__DIRECTIVE__
Reproduce verbatim everything in the records below, from their first line down to and including the line that contains "create-video-button[interactable] [868, 8, 916, 52]".

__DATA SECTION__

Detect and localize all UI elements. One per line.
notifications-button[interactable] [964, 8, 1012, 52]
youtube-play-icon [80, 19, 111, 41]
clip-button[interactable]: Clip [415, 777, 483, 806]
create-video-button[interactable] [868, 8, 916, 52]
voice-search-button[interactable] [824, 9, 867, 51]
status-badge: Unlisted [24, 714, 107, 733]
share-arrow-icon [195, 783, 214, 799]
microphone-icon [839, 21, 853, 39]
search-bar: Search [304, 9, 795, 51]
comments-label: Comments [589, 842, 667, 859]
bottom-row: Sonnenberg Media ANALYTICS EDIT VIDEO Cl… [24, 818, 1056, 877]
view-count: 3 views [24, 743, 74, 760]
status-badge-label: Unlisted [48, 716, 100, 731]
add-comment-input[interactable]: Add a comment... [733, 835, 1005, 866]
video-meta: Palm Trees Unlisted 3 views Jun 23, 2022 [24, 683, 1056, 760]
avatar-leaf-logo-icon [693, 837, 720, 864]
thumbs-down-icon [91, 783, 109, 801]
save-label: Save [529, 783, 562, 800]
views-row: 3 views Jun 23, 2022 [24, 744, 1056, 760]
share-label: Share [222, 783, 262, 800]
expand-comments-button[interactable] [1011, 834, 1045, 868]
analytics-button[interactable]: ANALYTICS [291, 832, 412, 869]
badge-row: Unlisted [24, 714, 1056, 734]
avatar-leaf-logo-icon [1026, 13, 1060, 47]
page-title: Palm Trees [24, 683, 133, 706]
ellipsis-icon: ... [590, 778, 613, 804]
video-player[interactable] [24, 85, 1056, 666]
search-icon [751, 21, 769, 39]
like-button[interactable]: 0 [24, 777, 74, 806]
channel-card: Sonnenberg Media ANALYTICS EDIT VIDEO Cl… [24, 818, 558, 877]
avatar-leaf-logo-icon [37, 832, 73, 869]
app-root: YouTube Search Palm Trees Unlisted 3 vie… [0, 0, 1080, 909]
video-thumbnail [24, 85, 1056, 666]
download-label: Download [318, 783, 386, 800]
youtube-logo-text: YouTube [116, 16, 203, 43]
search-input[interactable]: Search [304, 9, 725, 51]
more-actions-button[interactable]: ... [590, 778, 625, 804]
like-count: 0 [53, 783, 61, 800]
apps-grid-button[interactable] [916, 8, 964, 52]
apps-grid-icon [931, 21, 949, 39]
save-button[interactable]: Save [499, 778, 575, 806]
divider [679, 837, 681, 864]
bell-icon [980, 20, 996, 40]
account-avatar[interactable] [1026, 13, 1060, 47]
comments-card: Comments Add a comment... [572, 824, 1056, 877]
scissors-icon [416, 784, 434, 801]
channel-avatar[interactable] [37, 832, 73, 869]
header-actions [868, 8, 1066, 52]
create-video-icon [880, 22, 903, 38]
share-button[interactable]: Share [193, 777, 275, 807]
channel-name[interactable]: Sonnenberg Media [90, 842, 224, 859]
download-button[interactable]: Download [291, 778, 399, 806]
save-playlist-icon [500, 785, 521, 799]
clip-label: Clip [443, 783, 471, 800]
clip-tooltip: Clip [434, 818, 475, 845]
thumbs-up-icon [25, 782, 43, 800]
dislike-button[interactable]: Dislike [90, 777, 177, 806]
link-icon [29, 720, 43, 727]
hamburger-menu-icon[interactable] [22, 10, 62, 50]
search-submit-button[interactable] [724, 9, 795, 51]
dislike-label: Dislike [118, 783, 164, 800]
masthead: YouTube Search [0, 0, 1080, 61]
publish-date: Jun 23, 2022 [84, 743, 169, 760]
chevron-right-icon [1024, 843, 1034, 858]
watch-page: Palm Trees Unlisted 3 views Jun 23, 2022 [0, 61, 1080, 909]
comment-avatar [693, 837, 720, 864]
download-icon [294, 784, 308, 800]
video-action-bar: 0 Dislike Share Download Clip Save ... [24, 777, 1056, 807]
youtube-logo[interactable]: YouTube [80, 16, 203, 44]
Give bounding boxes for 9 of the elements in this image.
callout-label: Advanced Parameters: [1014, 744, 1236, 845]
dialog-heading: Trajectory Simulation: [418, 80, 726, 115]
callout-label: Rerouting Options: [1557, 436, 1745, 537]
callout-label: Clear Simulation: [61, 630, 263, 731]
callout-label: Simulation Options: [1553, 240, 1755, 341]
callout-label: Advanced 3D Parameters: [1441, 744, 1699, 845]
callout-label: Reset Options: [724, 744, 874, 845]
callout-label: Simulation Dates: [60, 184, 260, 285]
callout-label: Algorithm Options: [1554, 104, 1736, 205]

__REPLY TO THE EXERCISE__
Detect and localize all UI elements. One per line.
notifications-button[interactable] [964, 8, 1012, 52]
youtube-play-icon [80, 19, 111, 41]
clip-button[interactable]: Clip [415, 777, 483, 806]
create-video-button[interactable] [868, 8, 916, 52]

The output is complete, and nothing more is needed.